Start Entries provided

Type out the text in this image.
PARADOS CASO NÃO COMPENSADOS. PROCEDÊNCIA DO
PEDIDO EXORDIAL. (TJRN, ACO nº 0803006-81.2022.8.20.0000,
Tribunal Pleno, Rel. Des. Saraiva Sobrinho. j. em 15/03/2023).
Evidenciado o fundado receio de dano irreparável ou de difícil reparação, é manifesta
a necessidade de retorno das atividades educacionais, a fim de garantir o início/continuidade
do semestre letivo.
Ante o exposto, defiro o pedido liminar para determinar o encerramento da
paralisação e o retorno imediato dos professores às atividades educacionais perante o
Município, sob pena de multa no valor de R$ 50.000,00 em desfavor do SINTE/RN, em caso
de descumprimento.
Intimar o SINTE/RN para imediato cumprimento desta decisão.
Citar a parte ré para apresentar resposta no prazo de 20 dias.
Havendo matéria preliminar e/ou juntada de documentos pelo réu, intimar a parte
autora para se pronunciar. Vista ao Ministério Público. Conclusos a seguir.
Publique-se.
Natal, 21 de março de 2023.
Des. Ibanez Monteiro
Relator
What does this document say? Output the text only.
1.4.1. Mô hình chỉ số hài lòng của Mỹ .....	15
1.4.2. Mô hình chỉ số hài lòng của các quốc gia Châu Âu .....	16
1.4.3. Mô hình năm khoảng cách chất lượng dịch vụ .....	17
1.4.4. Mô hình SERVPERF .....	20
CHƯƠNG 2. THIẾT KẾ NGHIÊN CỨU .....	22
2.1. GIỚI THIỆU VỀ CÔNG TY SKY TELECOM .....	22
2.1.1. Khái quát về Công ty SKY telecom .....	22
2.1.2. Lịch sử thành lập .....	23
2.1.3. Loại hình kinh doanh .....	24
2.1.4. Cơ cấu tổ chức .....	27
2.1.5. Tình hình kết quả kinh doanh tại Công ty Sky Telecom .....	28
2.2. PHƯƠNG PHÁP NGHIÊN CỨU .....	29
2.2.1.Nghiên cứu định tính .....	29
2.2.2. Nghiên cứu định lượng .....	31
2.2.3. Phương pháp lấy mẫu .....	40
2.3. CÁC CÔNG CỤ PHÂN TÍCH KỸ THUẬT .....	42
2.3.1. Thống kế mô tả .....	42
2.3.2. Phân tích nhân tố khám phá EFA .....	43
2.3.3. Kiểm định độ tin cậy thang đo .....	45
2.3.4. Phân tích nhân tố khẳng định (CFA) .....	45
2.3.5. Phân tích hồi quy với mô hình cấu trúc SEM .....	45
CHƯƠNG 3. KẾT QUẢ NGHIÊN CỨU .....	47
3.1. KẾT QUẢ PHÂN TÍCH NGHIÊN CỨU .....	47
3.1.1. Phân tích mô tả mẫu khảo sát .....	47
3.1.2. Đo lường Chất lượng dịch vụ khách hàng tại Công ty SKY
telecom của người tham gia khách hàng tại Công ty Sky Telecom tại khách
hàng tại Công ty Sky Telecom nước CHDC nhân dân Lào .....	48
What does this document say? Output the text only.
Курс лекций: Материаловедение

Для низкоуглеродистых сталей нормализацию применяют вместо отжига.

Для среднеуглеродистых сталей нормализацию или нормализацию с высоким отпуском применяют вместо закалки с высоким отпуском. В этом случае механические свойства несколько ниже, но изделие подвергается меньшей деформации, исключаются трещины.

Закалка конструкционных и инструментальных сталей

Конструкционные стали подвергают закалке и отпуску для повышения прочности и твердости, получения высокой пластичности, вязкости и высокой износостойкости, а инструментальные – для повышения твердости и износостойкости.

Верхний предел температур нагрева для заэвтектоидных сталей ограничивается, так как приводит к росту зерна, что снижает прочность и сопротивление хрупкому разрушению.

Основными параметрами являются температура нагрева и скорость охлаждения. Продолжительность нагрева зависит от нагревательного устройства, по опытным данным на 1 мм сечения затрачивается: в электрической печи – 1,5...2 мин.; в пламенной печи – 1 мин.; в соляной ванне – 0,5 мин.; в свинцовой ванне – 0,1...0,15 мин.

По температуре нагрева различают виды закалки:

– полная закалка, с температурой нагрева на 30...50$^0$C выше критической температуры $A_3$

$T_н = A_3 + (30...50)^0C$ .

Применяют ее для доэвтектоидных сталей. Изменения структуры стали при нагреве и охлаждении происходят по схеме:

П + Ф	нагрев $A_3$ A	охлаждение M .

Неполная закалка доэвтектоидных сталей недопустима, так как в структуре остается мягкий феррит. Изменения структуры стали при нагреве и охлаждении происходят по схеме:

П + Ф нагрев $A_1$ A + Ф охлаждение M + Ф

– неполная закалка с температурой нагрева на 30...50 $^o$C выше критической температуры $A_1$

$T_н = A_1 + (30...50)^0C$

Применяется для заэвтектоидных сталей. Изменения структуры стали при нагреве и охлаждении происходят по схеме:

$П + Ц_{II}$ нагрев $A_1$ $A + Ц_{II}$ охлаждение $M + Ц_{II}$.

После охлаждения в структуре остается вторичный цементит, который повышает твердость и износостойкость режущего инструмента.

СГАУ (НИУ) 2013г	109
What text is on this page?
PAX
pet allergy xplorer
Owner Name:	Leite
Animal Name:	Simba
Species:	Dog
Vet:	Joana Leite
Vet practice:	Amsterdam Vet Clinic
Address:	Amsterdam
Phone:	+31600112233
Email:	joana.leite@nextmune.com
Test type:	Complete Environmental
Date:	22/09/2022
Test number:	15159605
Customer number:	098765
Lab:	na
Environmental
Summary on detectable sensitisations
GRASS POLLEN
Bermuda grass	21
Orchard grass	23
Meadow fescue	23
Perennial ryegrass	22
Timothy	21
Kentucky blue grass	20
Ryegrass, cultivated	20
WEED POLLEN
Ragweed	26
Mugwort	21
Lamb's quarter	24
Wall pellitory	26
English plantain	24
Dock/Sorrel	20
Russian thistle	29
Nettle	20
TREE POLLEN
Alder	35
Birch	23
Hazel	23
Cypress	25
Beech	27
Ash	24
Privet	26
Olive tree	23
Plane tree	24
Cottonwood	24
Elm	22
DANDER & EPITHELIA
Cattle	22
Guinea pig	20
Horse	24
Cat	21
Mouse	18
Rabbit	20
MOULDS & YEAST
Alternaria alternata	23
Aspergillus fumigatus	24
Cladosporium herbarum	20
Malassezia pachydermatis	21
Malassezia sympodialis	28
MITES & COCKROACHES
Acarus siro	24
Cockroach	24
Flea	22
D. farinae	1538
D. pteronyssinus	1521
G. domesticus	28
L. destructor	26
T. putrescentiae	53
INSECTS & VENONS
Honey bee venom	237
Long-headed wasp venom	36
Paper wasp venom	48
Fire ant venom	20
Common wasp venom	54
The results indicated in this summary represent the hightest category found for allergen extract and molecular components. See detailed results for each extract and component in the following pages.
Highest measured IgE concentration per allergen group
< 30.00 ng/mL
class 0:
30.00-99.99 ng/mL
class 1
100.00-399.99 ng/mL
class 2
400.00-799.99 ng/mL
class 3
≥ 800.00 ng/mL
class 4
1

End Entries provided

→ **Task statement**:
Exactly reproduce every record.

→ **The completed task**:
Type out the text in this image.
PARADOS CASO NÃO COMPENSADOS. PROCEDÊNCIA DO
PEDIDO EXORDIAL. (TJRN, ACO nº 0803006-81.2022.8.20.0000,
Tribunal Pleno, Rel. Des. Saraiva Sobrinho. j. em 15/03/2023).
Evidenciado o fundado receio de dano irreparável ou de difícil reparação, é manifesta
a necessidade de retorno das atividades educacionais, a fim de garantir o início/continuidade
do semestre letivo.
Ante o exposto, defiro o pedido liminar para determinar o encerramento da
paralisação e o retorno imediato dos professores às atividades educacionais perante o
Município, sob pena de multa no valor de R$ 50.000,00 em desfavor do SINTE/RN, em caso
de descumprimento.
Intimar o SINTE/RN para imediato cumprimento desta decisão.
Citar a parte ré para apresentar resposta no prazo de 20 dias.
Havendo matéria preliminar e/ou juntada de documentos pelo réu, intimar a parte
autora para se pronunciar. Vista ao Ministério Público. Conclusos a seguir.
Publique-se.
Natal, 21 de março de 2023.
Des. Ibanez Monteiro
Relator
What does this document say? Output the text only.
1.4.1. Mô hình chỉ số hài lòng của Mỹ .....	15
1.4.2. Mô hình chỉ số hài lòng của các quốc gia Châu Âu .....	16
1.4.3. Mô hình năm khoảng cách chất lượng dịch vụ .....	17
1.4.4. Mô hình SERVPERF .....	20
CHƯƠNG 2. THIẾT KẾ NGHIÊN CỨU .....	22
2.1. GIỚI THIỆU VỀ CÔNG TY SKY TELECOM .....	22
2.1.1. Khái quát về Công ty SKY telecom .....	22
2.1.2. Lịch sử thành lập .....	23
2.1.3. Loại hình kinh doanh .....	24
2.1.4. Cơ cấu tổ chức .....	27
2.1.5. Tình hình kết quả kinh doanh tại Công ty Sky Telecom .....	28
2.2. PHƯƠNG PHÁP NGHIÊN CỨU .....	29
2.2.1.Nghiên cứu định tính .....	29
2.2.2. Nghiên cứu định lượng .....	31
2.2.3. Phương pháp lấy mẫu .....	40
2.3. CÁC CÔNG CỤ PHÂN TÍCH KỸ THUẬT .....	42
2.3.1. Thống kế mô tả .....	42
2.3.2. Phân tích nhân tố khám phá EFA .....	43
2.3.3. Kiểm định độ tin cậy thang đo .....	45
2.3.4. Phân tích nhân tố khẳng định (CFA) .....	45
2.3.5. Phân tích hồi quy với mô hình cấu trúc SEM .....	45
CHƯƠNG 3. KẾT QUẢ NGHIÊN CỨU .....	47
3.1. KẾT QUẢ PHÂN TÍCH NGHIÊN CỨU .....	47
3.1.1. Phân tích mô tả mẫu khảo sát .....	47
3.1.2. Đo lường Chất lượng dịch vụ khách hàng tại Công ty SKY
telecom của người tham gia khách hàng tại Công ty Sky Telecom tại khách
hàng tại Công ty Sky Telecom nước CHDC nhân dân Lào .....	48
What does this document say? Output the text only.
Курс лекций: Материаловедение

Для низкоуглеродистых сталей нормализацию применяют вместо отжига.

Для среднеуглеродистых сталей нормализацию или нормализацию с высоким отпуском применяют вместо закалки с высоким отпуском. В этом случае механические свойства несколько ниже, но изделие подвергается меньшей деформации, исключаются трещины.

Закалка конструкционных и инструментальных сталей

Конструкционные стали подвергают закалке и отпуску для повышения прочности и твердости, получения высокой пластичности, вязкости и высокой износостойкости, а инструментальные – для повышения твердости и износостойкости.

Верхний предел температур нагрева для заэвтектоидных сталей ограничивается, так как приводит к росту зерна, что снижает прочность и сопротивление хрупкому разрушению.

Основными параметрами являются температура нагрева и скорость охлаждения. Продолжительность нагрева зависит от нагревательного устройства, по опытным данным на 1 мм сечения затрачивается: в электрической печи – 1,5...2 мин.; в пламенной печи – 1 мин.; в соляной ванне – 0,5 мин.; в свинцовой ванне – 0,1...0,15 мин.

По температуре нагрева различают виды закалки:

– полная закалка, с температурой нагрева на 30...50$^0$C выше критической температуры $A_3$

$T_н = A_3 + (30...50)^0C$ .

Применяют ее для доэвтектоидных сталей. Изменения структуры стали при нагреве и охлаждении происходят по схеме:

П + Ф	нагрев $A_3$ A	охлаждение M .

Неполная закалка доэвтектоидных сталей недопустима, так как в структуре остается мягкий феррит. Изменения структуры стали при нагреве и охлаждении происходят по схеме:

П + Ф нагрев $A_1$ A + Ф охлаждение M + Ф

– неполная закалка с температурой нагрева на 30...50 $^o$C выше критической температуры $A_1$

$T_н = A_1 + (30...50)^0C$

Применяется для заэвтектоидных сталей. Изменения структуры стали при нагреве и охлаждении происходят по схеме:

$П + Ц_{II}$ нагрев $A_1$ $A + Ц_{II}$ охлаждение $M + Ц_{II}$.

После охлаждения в структуре остается вторичный цементит, который повышает твердость и износостойкость режущего инструмента.

СГАУ (НИУ) 2013г	109
What text is on this page?
PAX
pet allergy xplorer
Owner Name:	Leite
Animal Name:	Simba
Species:	Dog
Vet:	Joana Leite
Vet practice:	Amsterdam Vet Clinic
Address:	Amsterdam
Phone:	+31600112233
Email:	joana.leite@nextmune.com
Test type:	Complete Environmental
Date:	22/09/2022
Test number:	15159605
Customer number:	098765
Lab:	na
Environmental
Summary on detectable sensitisations
GRASS POLLEN
Bermuda grass	21
Orchard grass	23
Meadow fescue	23
Perennial ryegrass	22
Timothy	21
Kentucky blue grass	20
Ryegrass, cultivated	20
WEED POLLEN
Ragweed	26
Mugwort	21
Lamb's quarter	24
Wall pellitory	26
English plantain	24
Dock/Sorrel	20
Russian thistle	29
Nettle	20
TREE POLLEN
Alder	35
Birch	23
Hazel	23
Cypress	25
Beech	27
Ash	24
Privet	26
Olive tree	23
Plane tree	24
Cottonwood	24
Elm	22
DANDER & EPITHELIA
Cattle	22
Guinea pig	20
Horse	24
Cat	21
Mouse	18
Rabbit	20
MOULDS & YEAST
Alternaria alternata	23
Aspergillus fumigatus	24
Cladosporium herbarum	20
Malassezia pachydermatis	21
Malassezia sympodialis	28
MITES & COCKROACHES
Acarus siro	24
Cockroach	24
Flea	22
D. farinae	1538
D. pteronyssinus	1521
G. domesticus	28
L. destructor	26
T. putrescentiae	53
INSECTS & VENONS
Honey bee venom	237
Long-headed wasp venom	36
Paper wasp venom	48
Fire ant venom	20
Common wasp venom	54
The results indicated in this summary represent the hightest category found for allergen extract and molecular components. See detailed results for each extract and component in the following pages.
Highest measured IgE concentration per allergen group
< 30.00 ng/mL
class 0:
30.00-99.99 ng/mL
class 1
100.00-399.99 ng/mL
class 2
400.00-799.99 ng/mL
class 3
≥ 800.00 ng/mL
class 4
1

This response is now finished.